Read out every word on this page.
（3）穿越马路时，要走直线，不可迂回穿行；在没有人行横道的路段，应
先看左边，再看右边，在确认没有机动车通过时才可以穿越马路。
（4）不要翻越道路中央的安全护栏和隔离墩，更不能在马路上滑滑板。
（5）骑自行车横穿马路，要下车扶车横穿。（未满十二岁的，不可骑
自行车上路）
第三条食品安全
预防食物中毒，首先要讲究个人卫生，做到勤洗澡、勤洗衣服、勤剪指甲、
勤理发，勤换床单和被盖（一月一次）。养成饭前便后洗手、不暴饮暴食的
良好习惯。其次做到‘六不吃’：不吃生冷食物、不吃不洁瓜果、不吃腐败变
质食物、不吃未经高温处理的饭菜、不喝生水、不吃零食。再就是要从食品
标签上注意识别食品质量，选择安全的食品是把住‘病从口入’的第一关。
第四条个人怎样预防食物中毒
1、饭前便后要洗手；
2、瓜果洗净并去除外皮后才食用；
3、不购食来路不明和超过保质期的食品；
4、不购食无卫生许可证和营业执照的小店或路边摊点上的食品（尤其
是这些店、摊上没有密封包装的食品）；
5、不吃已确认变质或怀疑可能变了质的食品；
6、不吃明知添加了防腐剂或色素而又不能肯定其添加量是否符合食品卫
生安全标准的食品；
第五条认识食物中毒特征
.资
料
+===+
• _EXERCISE GOAL_:
Quote the listing in full, please, keeping every line exact.

• _SOLUTION TO THE PROBLEM_:
Read out every word on this page.
（3）穿越马路时，要走直线，不可迂回穿行；在没有人行横道的路段，应
先看左边，再看右边，在确认没有机动车通过时才可以穿越马路。
（4）不要翻越道路中央的安全护栏和隔离墩，更不能在马路上滑滑板。
（5）骑自行车横穿马路，要下车扶车横穿。（未满十二岁的，不可骑
自行车上路）
第三条食品安全
预防食物中毒，首先要讲究个人卫生，做到勤洗澡、勤洗衣服、勤剪指甲、
勤理发，勤换床单和被盖（一月一次）。养成饭前便后洗手、不暴饮暴食的
良好习惯。其次做到‘六不吃’：不吃生冷食物、不吃不洁瓜果、不吃腐败变
质食物、不吃未经高温处理的饭菜、不喝生水、不吃零食。再就是要从食品
标签上注意识别食品质量，选择安全的食品是把住‘病从口入’的第一关。
第四条个人怎样预防食物中毒
1、饭前便后要洗手；
2、瓜果洗净并去除外皮后才食用；
3、不购食来路不明和超过保质期的食品；
4、不购食无卫生许可证和营业执照的小店或路边摊点上的食品（尤其
是这些店、摊上没有密封包装的食品）；
5、不吃已确认变质或怀疑可能变了质的食品；
6、不吃明知添加了防腐剂或色素而又不能肯定其添加量是否符合食品卫
生安全标准的食品；
第五条认识食物中毒特征
.资
料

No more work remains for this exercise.